Set problem: Below are some records. Copy every line in them that holds "lottie".
□ □ □ □ □
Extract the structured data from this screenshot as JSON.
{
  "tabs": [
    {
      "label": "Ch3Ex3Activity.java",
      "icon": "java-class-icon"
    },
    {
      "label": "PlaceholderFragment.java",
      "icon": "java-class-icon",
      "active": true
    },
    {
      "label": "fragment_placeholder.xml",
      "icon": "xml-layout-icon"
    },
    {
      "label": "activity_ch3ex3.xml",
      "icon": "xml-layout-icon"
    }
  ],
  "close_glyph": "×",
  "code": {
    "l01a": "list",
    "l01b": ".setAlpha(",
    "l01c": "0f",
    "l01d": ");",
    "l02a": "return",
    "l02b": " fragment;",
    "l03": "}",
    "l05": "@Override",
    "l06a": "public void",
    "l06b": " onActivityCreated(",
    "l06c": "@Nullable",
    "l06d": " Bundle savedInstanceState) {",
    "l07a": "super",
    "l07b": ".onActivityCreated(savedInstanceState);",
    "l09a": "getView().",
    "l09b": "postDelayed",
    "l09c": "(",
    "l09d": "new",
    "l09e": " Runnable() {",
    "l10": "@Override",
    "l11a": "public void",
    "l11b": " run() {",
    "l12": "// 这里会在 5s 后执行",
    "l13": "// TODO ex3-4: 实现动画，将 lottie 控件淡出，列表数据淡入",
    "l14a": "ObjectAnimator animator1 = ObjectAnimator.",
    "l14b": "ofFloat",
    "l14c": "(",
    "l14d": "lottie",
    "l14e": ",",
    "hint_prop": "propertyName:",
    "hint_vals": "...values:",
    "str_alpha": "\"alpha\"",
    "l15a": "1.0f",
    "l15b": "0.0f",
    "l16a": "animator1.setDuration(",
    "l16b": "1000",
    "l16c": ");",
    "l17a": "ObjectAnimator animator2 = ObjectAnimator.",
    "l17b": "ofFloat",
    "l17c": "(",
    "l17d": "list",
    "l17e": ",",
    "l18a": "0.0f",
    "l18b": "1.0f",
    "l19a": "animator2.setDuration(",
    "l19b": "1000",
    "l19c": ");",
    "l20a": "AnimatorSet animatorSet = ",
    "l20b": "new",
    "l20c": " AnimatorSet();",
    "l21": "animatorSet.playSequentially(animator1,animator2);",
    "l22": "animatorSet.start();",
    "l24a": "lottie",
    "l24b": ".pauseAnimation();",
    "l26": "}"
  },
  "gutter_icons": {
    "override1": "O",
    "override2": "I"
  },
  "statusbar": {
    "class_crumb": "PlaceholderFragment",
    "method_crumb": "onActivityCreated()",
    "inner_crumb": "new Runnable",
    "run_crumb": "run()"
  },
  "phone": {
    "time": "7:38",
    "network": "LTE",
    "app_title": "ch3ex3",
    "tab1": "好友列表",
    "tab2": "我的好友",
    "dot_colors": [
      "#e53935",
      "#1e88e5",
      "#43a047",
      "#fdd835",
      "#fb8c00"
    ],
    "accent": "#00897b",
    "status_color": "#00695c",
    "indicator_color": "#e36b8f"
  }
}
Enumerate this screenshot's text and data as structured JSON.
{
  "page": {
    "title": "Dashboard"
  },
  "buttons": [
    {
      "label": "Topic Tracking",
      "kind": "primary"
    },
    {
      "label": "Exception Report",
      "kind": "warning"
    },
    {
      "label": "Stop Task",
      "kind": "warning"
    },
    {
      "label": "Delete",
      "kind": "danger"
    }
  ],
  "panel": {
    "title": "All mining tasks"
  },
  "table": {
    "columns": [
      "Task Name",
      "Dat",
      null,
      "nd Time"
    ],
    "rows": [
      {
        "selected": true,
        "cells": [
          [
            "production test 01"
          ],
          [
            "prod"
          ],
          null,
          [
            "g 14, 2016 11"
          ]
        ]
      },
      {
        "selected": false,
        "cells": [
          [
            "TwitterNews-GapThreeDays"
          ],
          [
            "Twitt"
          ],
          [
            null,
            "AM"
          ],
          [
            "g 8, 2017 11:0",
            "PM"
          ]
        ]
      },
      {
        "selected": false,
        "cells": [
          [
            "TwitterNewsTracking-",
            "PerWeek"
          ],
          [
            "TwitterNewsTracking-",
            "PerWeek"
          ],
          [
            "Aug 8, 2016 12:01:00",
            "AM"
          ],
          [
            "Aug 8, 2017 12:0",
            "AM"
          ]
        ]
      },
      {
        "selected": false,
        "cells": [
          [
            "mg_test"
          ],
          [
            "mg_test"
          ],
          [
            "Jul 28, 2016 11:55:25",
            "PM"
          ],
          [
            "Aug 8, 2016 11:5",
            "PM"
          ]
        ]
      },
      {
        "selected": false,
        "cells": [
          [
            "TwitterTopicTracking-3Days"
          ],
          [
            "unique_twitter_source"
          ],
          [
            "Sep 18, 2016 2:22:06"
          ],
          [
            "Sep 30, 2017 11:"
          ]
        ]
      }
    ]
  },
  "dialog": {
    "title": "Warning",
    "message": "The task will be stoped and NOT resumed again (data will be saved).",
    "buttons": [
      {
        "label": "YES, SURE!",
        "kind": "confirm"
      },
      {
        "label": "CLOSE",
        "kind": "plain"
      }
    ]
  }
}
□ □ □ □ □
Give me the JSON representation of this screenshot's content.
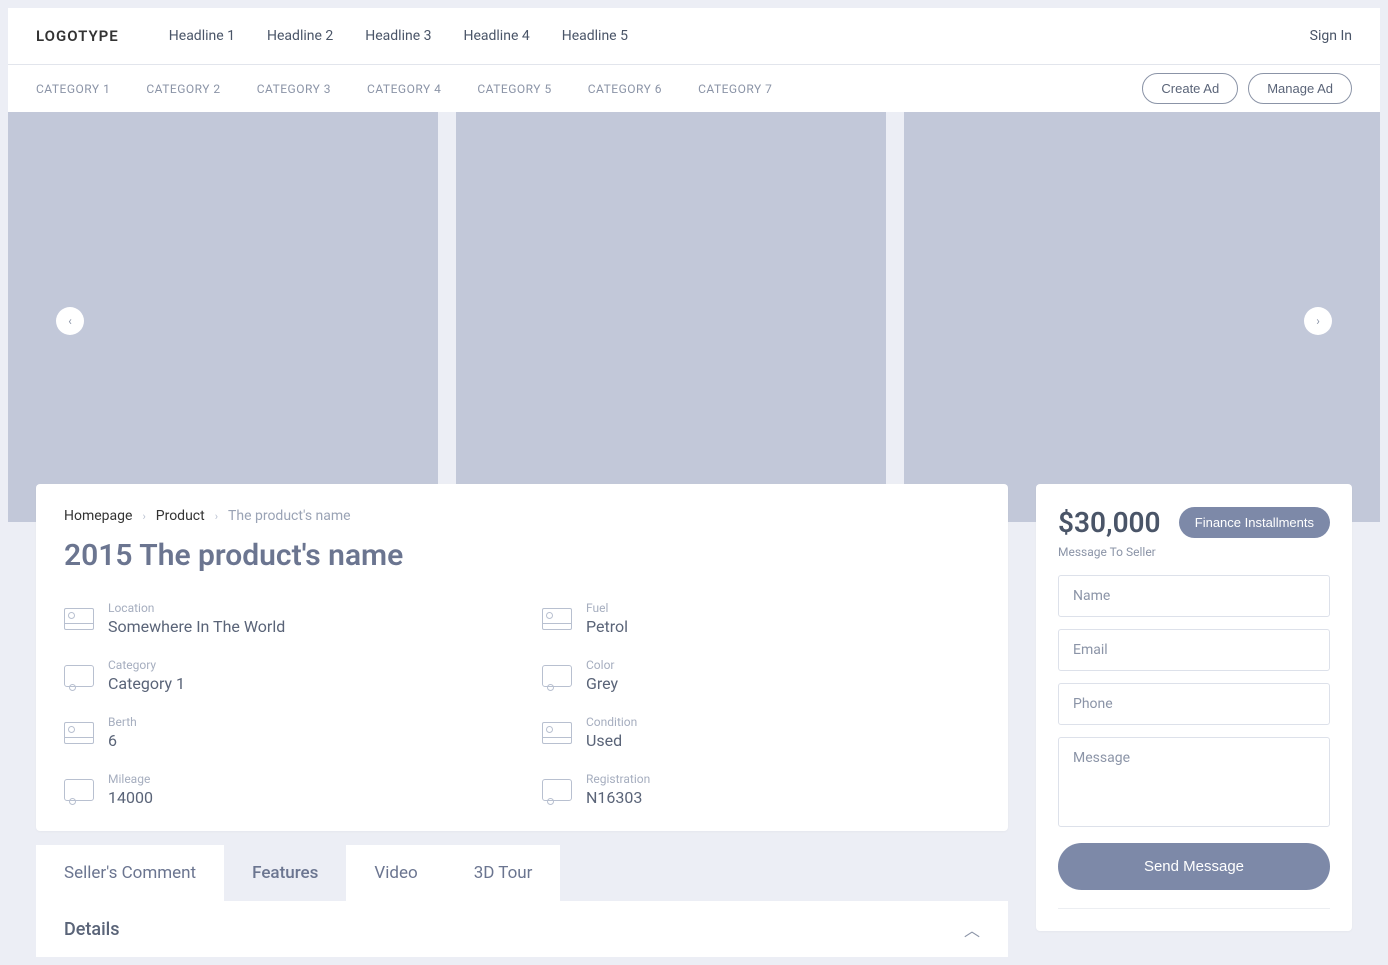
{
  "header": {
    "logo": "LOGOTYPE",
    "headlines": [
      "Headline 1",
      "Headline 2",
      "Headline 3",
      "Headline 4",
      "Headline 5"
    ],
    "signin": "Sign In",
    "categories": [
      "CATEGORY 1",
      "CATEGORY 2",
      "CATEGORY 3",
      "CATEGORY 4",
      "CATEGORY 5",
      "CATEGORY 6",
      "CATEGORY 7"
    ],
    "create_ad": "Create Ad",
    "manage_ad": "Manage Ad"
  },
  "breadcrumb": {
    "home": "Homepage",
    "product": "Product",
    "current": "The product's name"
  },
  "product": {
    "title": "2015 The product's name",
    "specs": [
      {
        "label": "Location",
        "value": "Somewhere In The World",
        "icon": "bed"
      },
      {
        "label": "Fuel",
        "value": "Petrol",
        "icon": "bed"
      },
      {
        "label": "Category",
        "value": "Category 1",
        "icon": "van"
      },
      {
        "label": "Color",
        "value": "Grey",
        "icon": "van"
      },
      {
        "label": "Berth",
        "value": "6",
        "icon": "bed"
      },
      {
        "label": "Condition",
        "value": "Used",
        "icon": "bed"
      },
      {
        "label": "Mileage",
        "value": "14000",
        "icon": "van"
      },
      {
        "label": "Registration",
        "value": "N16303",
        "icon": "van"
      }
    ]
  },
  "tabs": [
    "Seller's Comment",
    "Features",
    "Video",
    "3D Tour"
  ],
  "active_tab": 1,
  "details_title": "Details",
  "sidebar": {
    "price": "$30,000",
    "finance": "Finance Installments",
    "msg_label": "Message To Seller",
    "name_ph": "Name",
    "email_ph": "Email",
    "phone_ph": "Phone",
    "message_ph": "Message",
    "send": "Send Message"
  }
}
□ □ □ □ □
Task response:
    "l13": "// TODO ex3-4: 实现动画，将 lottie 控件淡出，列表数据淡入",
    "l14d": "lottie",
    "l24a": "lottie",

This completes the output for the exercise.